▶ [Given exercise]: Look through the material below. Copy each line that contains the string "notifications".

▶ [Record set]:
"""

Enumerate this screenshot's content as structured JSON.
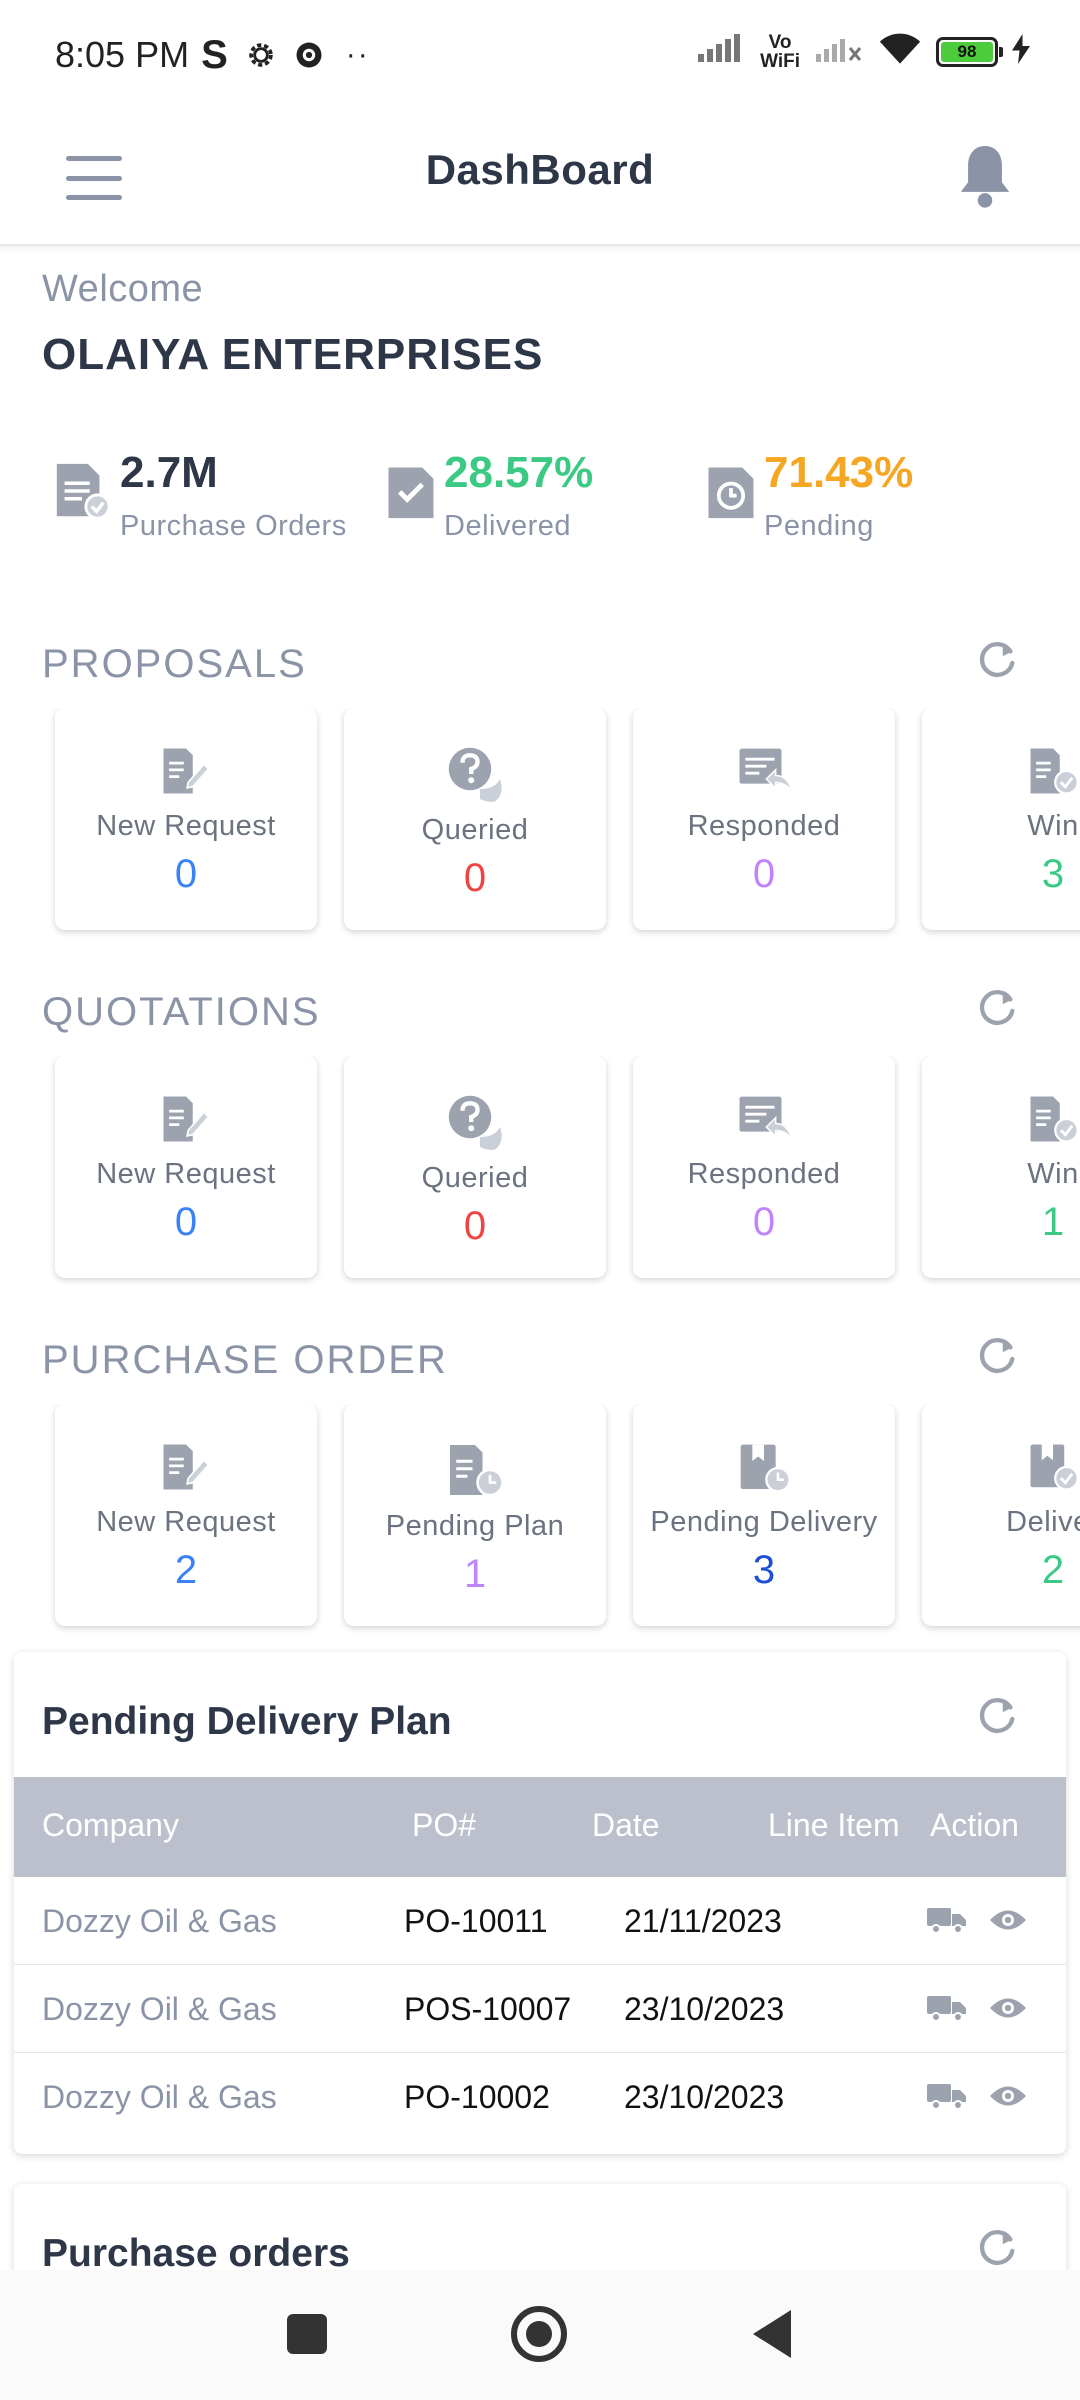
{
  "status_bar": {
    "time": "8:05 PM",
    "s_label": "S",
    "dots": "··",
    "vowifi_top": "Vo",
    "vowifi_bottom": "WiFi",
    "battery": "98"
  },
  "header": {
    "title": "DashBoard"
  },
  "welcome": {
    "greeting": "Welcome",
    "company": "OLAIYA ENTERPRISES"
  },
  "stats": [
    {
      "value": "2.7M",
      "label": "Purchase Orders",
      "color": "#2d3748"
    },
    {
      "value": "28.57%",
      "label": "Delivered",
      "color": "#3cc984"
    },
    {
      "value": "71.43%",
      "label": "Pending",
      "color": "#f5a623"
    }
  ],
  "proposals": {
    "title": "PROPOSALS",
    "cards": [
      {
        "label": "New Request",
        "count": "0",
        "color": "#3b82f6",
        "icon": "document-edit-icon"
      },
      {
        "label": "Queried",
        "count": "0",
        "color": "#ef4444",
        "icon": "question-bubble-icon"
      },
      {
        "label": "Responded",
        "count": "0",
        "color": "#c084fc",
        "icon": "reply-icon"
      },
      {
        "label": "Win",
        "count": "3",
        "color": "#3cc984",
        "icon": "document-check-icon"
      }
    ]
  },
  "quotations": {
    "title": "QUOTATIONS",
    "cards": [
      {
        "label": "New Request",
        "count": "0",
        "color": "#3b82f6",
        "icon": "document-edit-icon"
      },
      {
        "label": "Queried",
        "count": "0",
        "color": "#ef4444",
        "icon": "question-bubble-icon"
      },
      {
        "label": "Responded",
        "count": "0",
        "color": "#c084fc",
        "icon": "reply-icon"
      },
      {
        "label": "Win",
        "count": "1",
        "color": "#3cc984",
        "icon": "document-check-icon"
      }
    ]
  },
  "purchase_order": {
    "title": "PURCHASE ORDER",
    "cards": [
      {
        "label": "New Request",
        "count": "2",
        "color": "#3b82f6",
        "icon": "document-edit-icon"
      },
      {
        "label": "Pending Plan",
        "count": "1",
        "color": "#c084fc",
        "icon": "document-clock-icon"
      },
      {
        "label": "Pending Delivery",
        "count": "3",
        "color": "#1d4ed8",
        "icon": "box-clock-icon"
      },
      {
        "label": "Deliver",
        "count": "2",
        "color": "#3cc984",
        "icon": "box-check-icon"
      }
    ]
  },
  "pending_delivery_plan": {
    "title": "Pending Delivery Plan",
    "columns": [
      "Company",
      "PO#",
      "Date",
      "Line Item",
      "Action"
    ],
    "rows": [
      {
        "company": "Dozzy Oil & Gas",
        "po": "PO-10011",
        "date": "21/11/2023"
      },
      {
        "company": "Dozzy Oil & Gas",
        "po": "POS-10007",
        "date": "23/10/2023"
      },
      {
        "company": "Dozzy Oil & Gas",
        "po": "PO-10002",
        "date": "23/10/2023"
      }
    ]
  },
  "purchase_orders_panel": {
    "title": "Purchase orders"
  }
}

"""
"""

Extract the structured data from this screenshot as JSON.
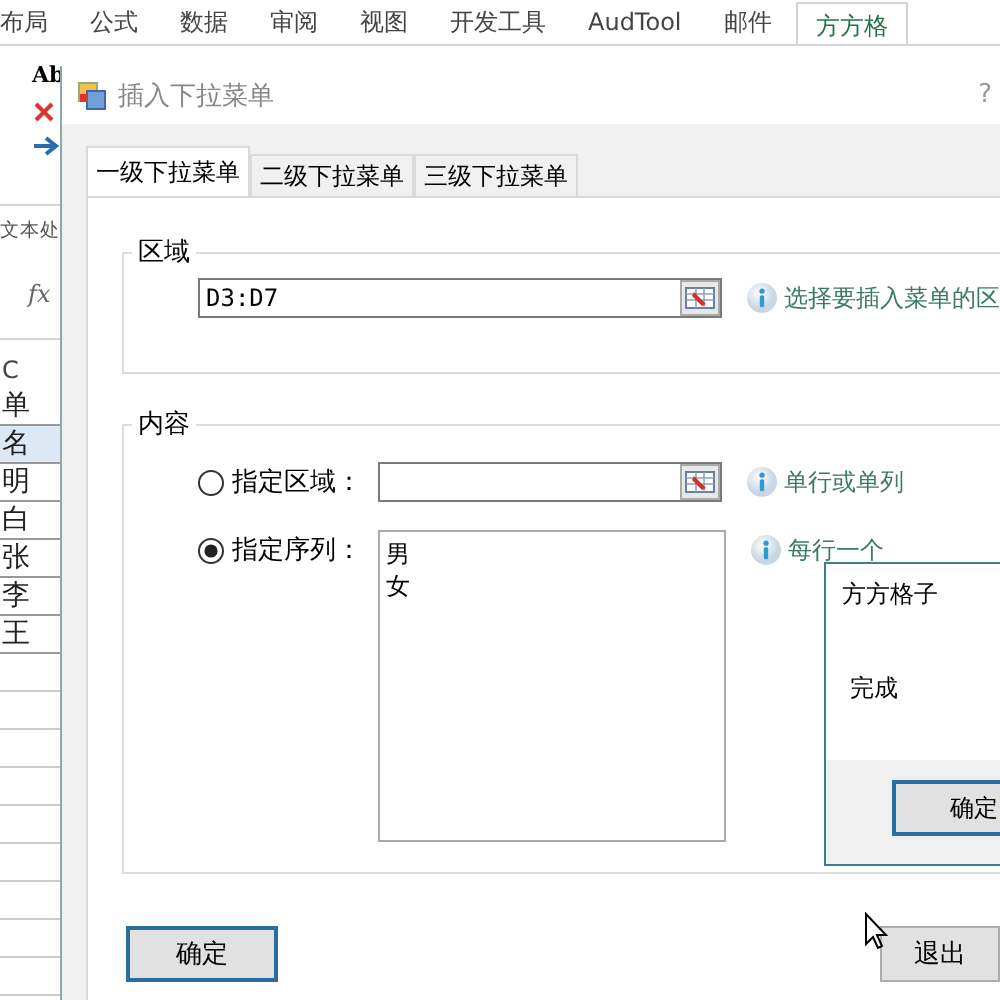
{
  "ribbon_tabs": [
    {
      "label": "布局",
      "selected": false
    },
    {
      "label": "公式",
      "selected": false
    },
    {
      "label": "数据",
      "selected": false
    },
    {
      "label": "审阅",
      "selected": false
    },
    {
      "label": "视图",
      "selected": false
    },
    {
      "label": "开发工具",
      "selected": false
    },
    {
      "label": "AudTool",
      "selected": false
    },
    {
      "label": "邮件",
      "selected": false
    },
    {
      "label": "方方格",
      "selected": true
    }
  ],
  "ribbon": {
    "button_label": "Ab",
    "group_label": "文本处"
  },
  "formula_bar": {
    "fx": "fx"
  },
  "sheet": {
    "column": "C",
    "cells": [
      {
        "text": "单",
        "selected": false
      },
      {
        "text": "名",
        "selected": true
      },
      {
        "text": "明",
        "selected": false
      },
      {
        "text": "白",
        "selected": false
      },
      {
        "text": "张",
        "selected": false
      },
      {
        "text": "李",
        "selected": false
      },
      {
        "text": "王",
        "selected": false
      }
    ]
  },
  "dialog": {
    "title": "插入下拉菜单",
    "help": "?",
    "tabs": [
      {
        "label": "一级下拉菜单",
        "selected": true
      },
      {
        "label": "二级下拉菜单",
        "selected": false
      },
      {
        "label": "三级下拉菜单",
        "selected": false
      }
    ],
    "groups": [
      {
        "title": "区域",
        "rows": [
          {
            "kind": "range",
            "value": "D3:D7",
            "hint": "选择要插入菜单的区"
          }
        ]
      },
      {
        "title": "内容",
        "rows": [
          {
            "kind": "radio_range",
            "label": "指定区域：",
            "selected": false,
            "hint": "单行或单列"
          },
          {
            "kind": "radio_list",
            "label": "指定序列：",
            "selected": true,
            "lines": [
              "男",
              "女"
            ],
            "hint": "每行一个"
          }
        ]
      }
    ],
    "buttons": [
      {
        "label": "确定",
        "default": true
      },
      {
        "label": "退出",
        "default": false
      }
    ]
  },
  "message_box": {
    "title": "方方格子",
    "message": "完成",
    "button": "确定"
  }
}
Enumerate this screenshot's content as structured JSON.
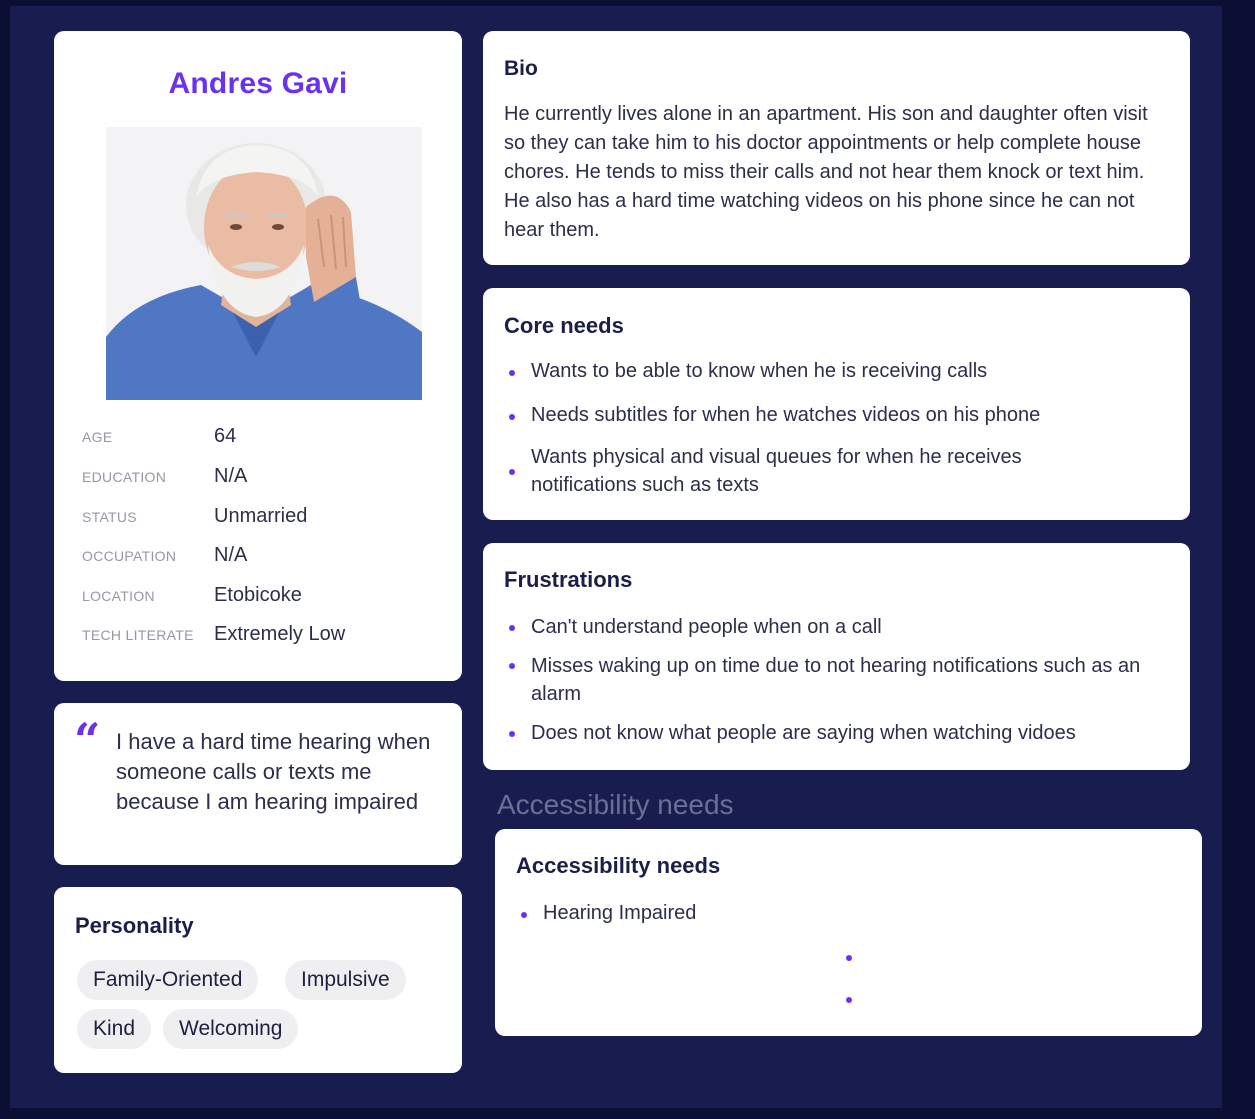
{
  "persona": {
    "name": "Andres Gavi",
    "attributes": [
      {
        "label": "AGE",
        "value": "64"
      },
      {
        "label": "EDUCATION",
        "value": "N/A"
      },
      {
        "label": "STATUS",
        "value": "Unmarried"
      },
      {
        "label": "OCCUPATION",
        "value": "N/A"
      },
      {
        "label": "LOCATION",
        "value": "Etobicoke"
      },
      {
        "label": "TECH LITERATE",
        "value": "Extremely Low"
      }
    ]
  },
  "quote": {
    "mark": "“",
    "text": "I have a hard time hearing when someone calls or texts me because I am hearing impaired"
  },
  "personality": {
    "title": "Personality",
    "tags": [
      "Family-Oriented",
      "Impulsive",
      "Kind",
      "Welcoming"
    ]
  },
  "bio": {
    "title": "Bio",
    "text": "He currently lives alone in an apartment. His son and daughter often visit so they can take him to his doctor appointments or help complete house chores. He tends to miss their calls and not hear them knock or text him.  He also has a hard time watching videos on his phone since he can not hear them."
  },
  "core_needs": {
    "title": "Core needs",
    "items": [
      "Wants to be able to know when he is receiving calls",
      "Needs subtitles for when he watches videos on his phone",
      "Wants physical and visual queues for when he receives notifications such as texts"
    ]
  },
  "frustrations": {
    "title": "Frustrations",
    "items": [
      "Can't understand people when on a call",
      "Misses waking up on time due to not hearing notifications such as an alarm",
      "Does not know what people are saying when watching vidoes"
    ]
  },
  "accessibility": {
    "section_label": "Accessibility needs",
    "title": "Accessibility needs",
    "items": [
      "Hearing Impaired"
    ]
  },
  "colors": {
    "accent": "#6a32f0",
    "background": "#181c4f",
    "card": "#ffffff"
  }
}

"""

▶ [Finished exercise]:
      "Wants physical and visual queues for when he receives notifications such as texts"
      "Misses waking up on time due to not hearing notifications such as an alarm",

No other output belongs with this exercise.